Task item —
Line by line, set down the records exactly as they appear below.

[Records contained in a dataset]
-=-=-

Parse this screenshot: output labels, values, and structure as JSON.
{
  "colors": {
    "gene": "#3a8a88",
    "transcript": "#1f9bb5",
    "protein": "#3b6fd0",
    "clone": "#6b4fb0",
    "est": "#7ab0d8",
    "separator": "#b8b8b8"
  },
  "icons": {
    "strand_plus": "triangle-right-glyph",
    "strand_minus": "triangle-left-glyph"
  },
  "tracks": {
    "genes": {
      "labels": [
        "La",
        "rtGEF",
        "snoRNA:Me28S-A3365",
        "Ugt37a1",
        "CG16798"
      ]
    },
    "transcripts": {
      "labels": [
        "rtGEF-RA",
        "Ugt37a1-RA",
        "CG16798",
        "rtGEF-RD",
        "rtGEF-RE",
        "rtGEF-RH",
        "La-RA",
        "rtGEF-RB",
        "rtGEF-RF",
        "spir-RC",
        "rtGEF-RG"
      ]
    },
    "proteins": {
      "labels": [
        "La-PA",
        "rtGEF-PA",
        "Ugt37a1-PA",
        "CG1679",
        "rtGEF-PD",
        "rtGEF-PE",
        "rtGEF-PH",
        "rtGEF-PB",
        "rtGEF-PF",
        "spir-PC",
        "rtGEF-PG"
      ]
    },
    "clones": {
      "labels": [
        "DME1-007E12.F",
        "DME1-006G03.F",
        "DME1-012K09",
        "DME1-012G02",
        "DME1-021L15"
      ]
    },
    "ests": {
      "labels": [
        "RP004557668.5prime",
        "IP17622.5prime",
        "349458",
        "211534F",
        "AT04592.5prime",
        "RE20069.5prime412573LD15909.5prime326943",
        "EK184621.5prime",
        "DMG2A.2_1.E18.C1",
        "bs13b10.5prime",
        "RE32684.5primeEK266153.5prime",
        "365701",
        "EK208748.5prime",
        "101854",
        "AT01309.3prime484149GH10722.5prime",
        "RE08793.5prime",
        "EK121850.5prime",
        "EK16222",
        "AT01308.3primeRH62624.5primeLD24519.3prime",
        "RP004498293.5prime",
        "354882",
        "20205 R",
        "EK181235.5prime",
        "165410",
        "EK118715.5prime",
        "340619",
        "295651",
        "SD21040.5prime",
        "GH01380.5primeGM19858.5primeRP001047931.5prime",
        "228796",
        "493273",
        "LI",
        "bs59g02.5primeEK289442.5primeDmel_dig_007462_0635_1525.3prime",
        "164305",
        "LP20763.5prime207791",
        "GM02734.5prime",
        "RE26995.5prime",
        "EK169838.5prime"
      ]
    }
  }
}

-=-=-

Finished exercise —
Parse this screenshot: output labels, values, and structure as JSON.
{
  "colors": {
    "gene": "#3a8a88",
    "transcript": "#1f9bb5",
    "protein": "#3b6fd0",
    "clone": "#6b4fb0",
    "est": "#7ab0d8",
    "separator": "#b8b8b8"
  },
  "icons": {
    "strand_plus": "triangle-right-glyph",
    "strand_minus": "triangle-left-glyph"
  },
  "tracks": {
    "genes": {
      "labels": [
        "La",
        "rtGEF",
        "snoRNA:Me28S-A3365",
        "Ugt37a1",
        "CG16798"
      ]
    },
    "transcripts": {
      "labels": [
        "rtGEF-RA",
        "Ugt37a1-RA",
        "CG16798",
        "rtGEF-RD",
        "rtGEF-RE",
        "rtGEF-RH",
        "La-RA",
        "rtGEF-RB",
        "rtGEF-RF",
        "spir-RC",
        "rtGEF-RG"
      ]
    },
    "proteins": {
      "labels": [
        "La-PA",
        "rtGEF-PA",
        "Ugt37a1-PA",
        "CG1679",
        "rtGEF-PD",
        "rtGEF-PE",
        "rtGEF-PH",
        "rtGEF-PB",
        "rtGEF-PF",
        "spir-PC",
        "rtGEF-PG"
      ]
    },
    "clones": {
      "labels": [
        "DME1-007E12.F",
        "DME1-006G03.F",
        "DME1-012K09",
        "DME1-012G02",
        "DME1-021L15"
      ]
    },
    "ests": {
      "labels": [
        "RP004557668.5prime",
        "IP17622.5prime",
        "349458",
        "211534F",
        "AT04592.5prime",
        "RE20069.5prime412573LD15909.5prime326943",
        "EK184621.5prime",
        "DMG2A.2_1.E18.C1",
        "bs13b10.5prime",
        "RE32684.5primeEK266153.5prime",
        "365701",
        "EK208748.5prime",
        "101854",
        "AT01309.3prime484149GH10722.5prime",
        "RE08793.5prime",
        "EK121850.5prime",
        "EK16222",
        "AT01308.3primeRH62624.5primeLD24519.3prime",
        "RP004498293.5prime",
        "354882",
        "20205 R",
        "EK181235.5prime",
        "165410",
        "EK118715.5prime",
        "340619",
        "295651",
        "SD21040.5prime",
        "GH01380.5primeGM19858.5primeRP001047931.5prime",
        "228796",
        "493273",
        "LI",
        "bs59g02.5primeEK289442.5primeDmel_dig_007462_0635_1525.3prime",
        "164305",
        "LP20763.5prime207791",
        "GM02734.5prime",
        "RE26995.5prime",
        "EK169838.5prime"
      ]
    }
  }
}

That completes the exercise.